Finally, this study intends to develop the first stages of BoatNet. This image recognition model aims
at detecting small boats, especially leisure and fishing boats in any sea area which, in turn and with
further development, could significantly reduce uncertainty in the estimation of small boat fleet
emission inventories in countries where access to tracking infrastructure, costly satellite databases
and labour-intensive methodologies are important barriers.

Convolutional neural network configurations

Target areas in the Gulf of California and dataset statistical analysis
The Gulf of California in Mexico was chosen as an area of study. Ideally, to analyse a sufficient
amount of satellite image data, the ports of each of the major harbour cities in the Gulf of California
would need to be included in the scope of our study. Thus, the first step in this work was to
determine if there was enough satellite data for the area. In this study, the Gulf of California was
split into a few zones based on the Mexican state limits: (1) Baja California, (2) Sinaloa, (3) Sonora
and (4) Baja California Sur. The satellite dataset used in this analysis included 690 high-resolution
(4800 pixels × 2908 pixels) images of ships collected from Google Earth, where the imagery sources
are Maxar Techonologies and CNES/Airbus. From the imagery dataset, a statistical analysis was
performed on how many times, temporally speaking, the satellite database captured the region of
interest. As a result of this analysis, it was found that:

• most cities in the Gulf of California do not have enough open-access satellite data in 2018 and
2021, while many cities have relatively rich satellite data between 2019 and 2020;
• there has been a steady increase in the collection of satellite data in the Gulf of California from
2018 to 2020;

• the open-access and high-quality satellite data from Google Earth Pro is not immediately
available to the public;

• differences in data accessibility are still evident among different cities. For example, Guaymas
in the state of Sonora has rich satellite images in 2019 and 2020. However, other cities, such
as La Ventana in the state of Baja California Sur, did not appear on Google Earth Pro between
2019 and 2020.

* Exercise requirements *
Please translate this sentence from the BoatNet passage above into Spanish: "The Gulf of California in Mexico was chosen as an area of study."

* Recorded information *
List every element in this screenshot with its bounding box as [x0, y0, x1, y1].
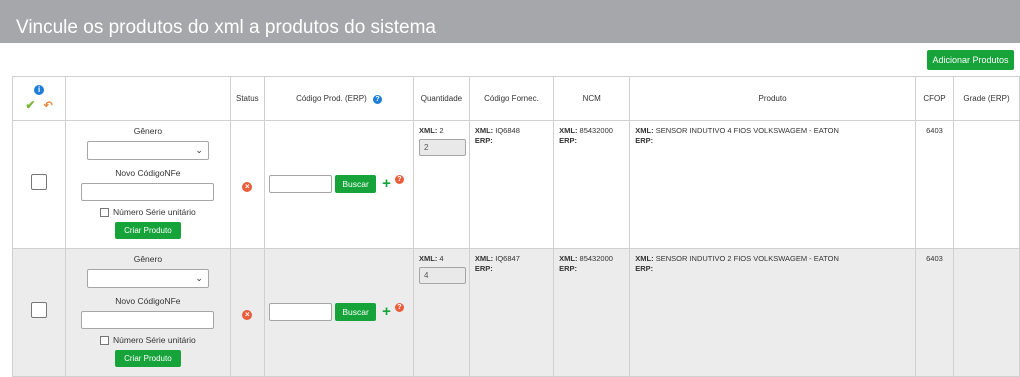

* Worked answer *
El golfo de California, en México, fue elegido como área de estudio.